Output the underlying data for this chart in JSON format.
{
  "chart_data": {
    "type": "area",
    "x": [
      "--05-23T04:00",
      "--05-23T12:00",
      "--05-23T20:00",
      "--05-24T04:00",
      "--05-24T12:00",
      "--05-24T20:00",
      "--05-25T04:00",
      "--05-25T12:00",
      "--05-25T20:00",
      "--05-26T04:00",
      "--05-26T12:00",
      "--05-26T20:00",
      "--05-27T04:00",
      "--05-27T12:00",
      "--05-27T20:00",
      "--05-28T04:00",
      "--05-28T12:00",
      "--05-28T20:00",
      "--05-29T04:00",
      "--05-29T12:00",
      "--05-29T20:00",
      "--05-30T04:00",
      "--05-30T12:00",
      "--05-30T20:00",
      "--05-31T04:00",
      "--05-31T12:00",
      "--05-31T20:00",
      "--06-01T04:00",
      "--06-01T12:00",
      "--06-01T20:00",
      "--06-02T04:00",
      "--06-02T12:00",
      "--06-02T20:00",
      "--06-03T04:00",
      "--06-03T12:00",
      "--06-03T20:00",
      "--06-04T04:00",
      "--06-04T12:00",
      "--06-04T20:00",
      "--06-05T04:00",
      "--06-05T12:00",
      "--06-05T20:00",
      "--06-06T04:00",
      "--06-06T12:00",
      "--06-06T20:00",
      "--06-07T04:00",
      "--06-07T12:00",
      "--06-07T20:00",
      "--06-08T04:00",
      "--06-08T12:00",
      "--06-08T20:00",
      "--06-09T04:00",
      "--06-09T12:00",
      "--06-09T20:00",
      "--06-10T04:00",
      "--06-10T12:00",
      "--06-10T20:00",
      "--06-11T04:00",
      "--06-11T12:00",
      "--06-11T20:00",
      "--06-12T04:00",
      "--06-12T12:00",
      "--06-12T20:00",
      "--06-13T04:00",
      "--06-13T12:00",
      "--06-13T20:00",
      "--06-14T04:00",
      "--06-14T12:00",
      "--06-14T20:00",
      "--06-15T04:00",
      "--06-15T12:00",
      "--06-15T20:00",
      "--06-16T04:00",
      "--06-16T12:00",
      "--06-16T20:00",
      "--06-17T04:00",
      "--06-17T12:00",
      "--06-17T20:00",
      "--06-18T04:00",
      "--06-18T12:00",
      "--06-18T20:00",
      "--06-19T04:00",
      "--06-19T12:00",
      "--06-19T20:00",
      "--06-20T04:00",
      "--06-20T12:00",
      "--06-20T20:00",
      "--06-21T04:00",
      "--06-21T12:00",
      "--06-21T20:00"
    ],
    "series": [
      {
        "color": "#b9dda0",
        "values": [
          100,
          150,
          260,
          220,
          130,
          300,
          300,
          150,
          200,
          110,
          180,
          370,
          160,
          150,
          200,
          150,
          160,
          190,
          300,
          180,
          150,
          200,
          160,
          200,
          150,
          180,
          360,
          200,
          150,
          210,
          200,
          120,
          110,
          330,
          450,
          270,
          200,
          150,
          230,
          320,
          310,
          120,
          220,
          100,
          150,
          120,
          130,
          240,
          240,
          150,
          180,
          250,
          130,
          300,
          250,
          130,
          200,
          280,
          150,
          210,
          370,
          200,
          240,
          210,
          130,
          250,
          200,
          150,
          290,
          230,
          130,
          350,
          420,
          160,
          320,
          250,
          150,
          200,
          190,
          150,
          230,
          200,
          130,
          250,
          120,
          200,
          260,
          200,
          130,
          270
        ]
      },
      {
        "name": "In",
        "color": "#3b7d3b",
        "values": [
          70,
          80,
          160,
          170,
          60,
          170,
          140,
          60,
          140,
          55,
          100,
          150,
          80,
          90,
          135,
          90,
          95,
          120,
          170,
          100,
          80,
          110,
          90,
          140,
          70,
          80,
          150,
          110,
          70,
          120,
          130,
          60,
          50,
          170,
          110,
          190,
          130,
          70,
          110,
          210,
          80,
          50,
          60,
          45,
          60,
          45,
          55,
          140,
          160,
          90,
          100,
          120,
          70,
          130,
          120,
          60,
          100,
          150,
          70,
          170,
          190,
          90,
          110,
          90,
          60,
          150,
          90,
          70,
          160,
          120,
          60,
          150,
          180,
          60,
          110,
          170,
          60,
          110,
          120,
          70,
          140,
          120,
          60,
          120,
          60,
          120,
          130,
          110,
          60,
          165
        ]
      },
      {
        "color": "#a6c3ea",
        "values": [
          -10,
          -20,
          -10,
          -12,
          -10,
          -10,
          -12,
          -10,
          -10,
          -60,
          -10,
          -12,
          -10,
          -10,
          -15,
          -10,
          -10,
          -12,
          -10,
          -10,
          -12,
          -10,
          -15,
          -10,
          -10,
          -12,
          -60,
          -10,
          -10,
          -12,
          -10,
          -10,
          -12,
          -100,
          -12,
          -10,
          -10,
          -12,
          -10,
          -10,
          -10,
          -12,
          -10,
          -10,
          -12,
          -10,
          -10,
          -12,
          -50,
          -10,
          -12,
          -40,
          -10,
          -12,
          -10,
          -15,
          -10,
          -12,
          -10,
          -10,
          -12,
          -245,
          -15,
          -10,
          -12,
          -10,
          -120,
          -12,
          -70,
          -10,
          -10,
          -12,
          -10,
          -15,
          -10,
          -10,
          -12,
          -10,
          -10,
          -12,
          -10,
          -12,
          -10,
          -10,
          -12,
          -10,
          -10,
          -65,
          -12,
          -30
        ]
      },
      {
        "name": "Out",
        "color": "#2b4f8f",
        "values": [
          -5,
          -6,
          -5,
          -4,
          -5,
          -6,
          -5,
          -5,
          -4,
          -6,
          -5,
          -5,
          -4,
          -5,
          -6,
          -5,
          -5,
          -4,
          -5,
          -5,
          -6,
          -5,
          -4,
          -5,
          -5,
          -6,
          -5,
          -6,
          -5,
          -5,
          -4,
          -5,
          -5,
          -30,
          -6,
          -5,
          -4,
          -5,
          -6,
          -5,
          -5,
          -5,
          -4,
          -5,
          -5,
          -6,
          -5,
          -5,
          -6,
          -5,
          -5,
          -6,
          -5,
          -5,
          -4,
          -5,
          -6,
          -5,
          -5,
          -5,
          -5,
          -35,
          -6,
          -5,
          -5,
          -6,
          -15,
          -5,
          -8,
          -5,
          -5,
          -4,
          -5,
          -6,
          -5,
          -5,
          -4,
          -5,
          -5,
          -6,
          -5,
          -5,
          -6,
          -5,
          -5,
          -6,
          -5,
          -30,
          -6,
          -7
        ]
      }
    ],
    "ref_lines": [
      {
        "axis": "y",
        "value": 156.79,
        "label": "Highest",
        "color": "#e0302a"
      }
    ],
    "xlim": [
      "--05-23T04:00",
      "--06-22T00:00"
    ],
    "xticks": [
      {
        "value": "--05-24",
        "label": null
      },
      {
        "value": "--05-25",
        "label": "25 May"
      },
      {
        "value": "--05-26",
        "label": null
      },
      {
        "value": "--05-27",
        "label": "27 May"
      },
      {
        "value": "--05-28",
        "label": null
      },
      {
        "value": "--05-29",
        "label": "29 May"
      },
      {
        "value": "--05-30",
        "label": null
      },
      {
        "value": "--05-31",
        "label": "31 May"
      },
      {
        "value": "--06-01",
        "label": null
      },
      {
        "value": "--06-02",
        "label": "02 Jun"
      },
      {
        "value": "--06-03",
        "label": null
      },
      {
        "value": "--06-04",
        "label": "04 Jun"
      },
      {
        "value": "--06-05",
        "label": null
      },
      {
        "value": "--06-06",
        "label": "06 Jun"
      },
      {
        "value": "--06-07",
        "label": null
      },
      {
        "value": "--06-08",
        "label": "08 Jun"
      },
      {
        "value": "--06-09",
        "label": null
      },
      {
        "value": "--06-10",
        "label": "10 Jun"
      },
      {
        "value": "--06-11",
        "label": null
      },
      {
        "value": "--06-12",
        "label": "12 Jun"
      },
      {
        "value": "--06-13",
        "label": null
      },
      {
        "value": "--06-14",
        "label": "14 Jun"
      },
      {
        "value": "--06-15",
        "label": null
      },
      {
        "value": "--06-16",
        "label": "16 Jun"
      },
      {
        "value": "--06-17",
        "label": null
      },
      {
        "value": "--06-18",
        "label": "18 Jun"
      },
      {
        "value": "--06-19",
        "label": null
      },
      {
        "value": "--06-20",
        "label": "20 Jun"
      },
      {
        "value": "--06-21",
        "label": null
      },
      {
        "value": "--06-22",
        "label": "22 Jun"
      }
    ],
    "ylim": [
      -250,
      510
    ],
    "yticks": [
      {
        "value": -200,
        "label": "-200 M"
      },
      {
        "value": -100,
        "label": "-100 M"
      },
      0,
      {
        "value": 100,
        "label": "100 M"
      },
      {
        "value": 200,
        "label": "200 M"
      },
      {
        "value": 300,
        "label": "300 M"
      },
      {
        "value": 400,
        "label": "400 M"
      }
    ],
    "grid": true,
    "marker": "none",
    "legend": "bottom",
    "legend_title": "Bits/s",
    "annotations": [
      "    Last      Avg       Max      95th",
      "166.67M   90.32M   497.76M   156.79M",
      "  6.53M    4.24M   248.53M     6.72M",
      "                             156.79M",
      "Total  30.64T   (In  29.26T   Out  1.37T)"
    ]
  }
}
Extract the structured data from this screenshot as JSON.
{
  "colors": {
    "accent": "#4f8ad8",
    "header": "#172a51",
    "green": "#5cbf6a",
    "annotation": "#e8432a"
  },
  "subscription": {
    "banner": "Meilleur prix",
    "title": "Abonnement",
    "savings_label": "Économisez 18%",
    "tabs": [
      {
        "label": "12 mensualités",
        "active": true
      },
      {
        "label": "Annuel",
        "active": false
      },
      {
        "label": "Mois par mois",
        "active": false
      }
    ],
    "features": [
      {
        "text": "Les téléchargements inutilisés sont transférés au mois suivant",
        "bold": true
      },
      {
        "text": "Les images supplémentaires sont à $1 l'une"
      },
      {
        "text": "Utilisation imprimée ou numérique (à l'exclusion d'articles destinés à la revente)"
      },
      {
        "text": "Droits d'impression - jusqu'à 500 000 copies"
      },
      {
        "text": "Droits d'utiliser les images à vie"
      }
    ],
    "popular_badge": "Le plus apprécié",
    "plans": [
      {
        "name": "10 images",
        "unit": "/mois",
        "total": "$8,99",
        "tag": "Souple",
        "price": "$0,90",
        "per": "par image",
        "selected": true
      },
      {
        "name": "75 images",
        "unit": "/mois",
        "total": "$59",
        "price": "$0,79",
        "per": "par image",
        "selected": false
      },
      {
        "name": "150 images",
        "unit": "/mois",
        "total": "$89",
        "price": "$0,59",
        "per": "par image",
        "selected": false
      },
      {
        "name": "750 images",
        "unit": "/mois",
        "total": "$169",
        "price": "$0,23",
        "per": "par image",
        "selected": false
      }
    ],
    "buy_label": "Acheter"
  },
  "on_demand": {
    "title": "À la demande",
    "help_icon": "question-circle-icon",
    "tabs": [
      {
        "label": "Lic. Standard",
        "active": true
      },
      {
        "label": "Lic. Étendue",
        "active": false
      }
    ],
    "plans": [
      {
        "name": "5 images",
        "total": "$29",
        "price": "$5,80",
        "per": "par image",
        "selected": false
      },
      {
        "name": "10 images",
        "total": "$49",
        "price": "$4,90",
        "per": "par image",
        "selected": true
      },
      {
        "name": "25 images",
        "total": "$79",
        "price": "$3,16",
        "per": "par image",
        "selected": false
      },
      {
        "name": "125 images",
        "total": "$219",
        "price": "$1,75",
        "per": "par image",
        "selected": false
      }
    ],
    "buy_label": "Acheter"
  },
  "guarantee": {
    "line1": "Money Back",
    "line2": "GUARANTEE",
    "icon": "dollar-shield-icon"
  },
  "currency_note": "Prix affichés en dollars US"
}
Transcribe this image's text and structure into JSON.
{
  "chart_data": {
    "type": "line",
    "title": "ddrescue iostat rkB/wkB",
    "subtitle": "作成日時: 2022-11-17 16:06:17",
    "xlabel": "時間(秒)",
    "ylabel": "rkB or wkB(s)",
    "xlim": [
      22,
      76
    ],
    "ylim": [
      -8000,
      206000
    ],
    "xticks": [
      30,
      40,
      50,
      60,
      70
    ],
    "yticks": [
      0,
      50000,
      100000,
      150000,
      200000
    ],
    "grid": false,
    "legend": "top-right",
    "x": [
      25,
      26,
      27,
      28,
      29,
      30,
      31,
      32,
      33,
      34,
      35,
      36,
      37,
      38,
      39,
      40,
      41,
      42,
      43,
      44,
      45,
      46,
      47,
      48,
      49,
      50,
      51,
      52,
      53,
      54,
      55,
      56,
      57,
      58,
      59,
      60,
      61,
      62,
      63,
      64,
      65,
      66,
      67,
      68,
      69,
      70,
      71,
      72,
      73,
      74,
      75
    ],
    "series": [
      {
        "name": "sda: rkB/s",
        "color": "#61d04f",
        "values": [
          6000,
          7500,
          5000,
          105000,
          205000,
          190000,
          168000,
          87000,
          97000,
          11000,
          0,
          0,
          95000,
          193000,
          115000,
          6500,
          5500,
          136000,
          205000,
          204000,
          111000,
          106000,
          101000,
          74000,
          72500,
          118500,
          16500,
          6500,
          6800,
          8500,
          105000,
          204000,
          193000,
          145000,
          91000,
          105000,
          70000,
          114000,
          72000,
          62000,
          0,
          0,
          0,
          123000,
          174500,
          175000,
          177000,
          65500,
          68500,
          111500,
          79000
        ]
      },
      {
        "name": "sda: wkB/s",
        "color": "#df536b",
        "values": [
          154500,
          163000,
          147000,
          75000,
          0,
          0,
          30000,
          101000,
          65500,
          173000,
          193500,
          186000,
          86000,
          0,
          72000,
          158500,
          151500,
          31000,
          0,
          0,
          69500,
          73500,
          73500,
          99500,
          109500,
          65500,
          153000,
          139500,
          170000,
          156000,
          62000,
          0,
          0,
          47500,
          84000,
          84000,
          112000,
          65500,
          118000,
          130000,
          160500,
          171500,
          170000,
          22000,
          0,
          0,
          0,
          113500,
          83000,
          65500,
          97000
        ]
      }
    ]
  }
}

● **Description of the task**: Track down every line of the material containing the string "sont", and copy it.

● **Result of the task**:
        "text": "Les téléchargements inutilisés sont transférés au mois suivant",
        "text": "Les images supplémentaires sont à $1 l'une"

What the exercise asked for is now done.